# [Instructions for the task]
Repeat all of the records verbatim.

# [Extracted data]
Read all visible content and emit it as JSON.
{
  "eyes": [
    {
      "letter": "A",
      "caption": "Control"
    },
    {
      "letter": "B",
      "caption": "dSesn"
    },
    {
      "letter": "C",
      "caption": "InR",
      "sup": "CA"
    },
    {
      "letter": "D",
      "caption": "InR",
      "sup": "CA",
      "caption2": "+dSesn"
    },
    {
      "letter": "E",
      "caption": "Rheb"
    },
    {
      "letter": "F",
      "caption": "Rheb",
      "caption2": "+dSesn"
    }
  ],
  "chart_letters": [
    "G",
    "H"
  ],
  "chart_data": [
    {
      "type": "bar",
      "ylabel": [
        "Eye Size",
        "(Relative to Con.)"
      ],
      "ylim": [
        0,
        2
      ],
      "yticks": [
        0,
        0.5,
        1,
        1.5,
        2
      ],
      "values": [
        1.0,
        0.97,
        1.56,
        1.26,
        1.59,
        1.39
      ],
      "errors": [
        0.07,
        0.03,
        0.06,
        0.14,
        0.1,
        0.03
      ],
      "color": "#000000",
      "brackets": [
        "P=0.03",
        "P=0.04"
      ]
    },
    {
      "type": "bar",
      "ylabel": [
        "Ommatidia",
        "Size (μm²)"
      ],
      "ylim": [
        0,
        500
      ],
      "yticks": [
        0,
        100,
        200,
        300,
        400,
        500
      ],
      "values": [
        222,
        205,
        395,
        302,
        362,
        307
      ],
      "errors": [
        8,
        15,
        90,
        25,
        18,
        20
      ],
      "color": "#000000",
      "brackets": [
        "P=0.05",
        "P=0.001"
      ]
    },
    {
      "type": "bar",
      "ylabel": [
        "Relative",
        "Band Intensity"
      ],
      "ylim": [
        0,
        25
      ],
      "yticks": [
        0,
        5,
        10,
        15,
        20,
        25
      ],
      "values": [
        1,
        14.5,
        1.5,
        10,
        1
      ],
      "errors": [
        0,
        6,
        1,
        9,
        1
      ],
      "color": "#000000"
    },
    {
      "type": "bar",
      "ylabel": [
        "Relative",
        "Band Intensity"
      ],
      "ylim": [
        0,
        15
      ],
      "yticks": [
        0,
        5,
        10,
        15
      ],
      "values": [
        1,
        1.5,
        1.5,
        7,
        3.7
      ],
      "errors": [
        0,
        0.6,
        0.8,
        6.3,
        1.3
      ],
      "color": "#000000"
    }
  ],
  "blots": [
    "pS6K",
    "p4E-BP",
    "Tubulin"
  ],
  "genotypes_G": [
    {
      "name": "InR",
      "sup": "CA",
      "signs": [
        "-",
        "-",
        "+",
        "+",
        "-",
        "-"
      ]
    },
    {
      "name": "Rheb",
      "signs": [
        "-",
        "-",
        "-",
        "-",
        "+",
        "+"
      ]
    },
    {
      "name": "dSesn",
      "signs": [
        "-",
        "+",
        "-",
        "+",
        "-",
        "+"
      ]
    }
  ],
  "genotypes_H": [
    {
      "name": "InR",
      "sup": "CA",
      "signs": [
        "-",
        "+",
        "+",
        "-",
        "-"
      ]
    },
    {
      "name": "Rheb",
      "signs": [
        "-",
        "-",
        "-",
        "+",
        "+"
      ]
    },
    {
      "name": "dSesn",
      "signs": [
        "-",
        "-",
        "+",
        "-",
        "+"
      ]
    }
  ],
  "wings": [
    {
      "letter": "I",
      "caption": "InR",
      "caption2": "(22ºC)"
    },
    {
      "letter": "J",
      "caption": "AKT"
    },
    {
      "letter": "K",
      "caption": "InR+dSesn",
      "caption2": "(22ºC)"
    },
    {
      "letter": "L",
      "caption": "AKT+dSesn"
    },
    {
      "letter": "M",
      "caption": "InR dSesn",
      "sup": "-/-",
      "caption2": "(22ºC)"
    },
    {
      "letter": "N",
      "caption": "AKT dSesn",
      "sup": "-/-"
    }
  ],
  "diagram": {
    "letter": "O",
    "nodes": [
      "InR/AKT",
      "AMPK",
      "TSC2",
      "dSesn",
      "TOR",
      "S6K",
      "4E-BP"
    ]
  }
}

# [Finished exercise]
Read all visible content and emit it as JSON.
{
  "eyes": [
    {
      "letter": "A",
      "caption": "Control"
    },
    {
      "letter": "B",
      "caption": "dSesn"
    },
    {
      "letter": "C",
      "caption": "InR",
      "sup": "CA"
    },
    {
      "letter": "D",
      "caption": "InR",
      "sup": "CA",
      "caption2": "+dSesn"
    },
    {
      "letter": "E",
      "caption": "Rheb"
    },
    {
      "letter": "F",
      "caption": "Rheb",
      "caption2": "+dSesn"
    }
  ],
  "chart_letters": [
    "G",
    "H"
  ],
  "chart_data": [
    {
      "type": "bar",
      "ylabel": [
        "Eye Size",
        "(Relative to Con.)"
      ],
      "ylim": [
        0,
        2
      ],
      "yticks": [
        0,
        0.5,
        1,
        1.5,
        2
      ],
      "values": [
        1.0,
        0.97,
        1.56,
        1.26,
        1.59,
        1.39
      ],
      "errors": [
        0.07,
        0.03,
        0.06,
        0.14,
        0.1,
        0.03
      ],
      "color": "#000000",
      "brackets": [
        "P=0.03",
        "P=0.04"
      ]
    },
    {
      "type": "bar",
      "ylabel": [
        "Ommatidia",
        "Size (μm²)"
      ],
      "ylim": [
        0,
        500
      ],
      "yticks": [
        0,
        100,
        200,
        300,
        400,
        500
      ],
      "values": [
        222,
        205,
        395,
        302,
        362,
        307
      ],
      "errors": [
        8,
        15,
        90,
        25,
        18,
        20
      ],
      "color": "#000000",
      "brackets": [
        "P=0.05",
        "P=0.001"
      ]
    },
    {
      "type": "bar",
      "ylabel": [
        "Relative",
        "Band Intensity"
      ],
      "ylim": [
        0,
        25
      ],
      "yticks": [
        0,
        5,
        10,
        15,
        20,
        25
      ],
      "values": [
        1,
        14.5,
        1.5,
        10,
        1
      ],
      "errors": [
        0,
        6,
        1,
        9,
        1
      ],
      "color": "#000000"
    },
    {
      "type": "bar",
      "ylabel": [
        "Relative",
        "Band Intensity"
      ],
      "ylim": [
        0,
        15
      ],
      "yticks": [
        0,
        5,
        10,
        15
      ],
      "values": [
        1,
        1.5,
        1.5,
        7,
        3.7
      ],
      "errors": [
        0,
        0.6,
        0.8,
        6.3,
        1.3
      ],
      "color": "#000000"
    }
  ],
  "blots": [
    "pS6K",
    "p4E-BP",
    "Tubulin"
  ],
  "genotypes_G": [
    {
      "name": "InR",
      "sup": "CA",
      "signs": [
        "-",
        "-",
        "+",
        "+",
        "-",
        "-"
      ]
    },
    {
      "name": "Rheb",
      "signs": [
        "-",
        "-",
        "-",
        "-",
        "+",
        "+"
      ]
    },
    {
      "name": "dSesn",
      "signs": [
        "-",
        "+",
        "-",
        "+",
        "-",
        "+"
      ]
    }
  ],
  "genotypes_H": [
    {
      "name": "InR",
      "sup": "CA",
      "signs": [
        "-",
        "+",
        "+",
        "-",
        "-"
      ]
    },
    {
      "name": "Rheb",
      "signs": [
        "-",
        "-",
        "-",
        "+",
        "+"
      ]
    },
    {
      "name": "dSesn",
      "signs": [
        "-",
        "-",
        "+",
        "-",
        "+"
      ]
    }
  ],
  "wings": [
    {
      "letter": "I",
      "caption": "InR",
      "caption2": "(22ºC)"
    },
    {
      "letter": "J",
      "caption": "AKT"
    },
    {
      "letter": "K",
      "caption": "InR+dSesn",
      "caption2": "(22ºC)"
    },
    {
      "letter": "L",
      "caption": "AKT+dSesn"
    },
    {
      "letter": "M",
      "caption": "InR dSesn",
      "sup": "-/-",
      "caption2": "(22ºC)"
    },
    {
      "letter": "N",
      "caption": "AKT dSesn",
      "sup": "-/-"
    }
  ],
  "diagram": {
    "letter": "O",
    "nodes": [
      "InR/AKT",
      "AMPK",
      "TSC2",
      "dSesn",
      "TOR",
      "S6K",
      "4E-BP"
    ]
  }
}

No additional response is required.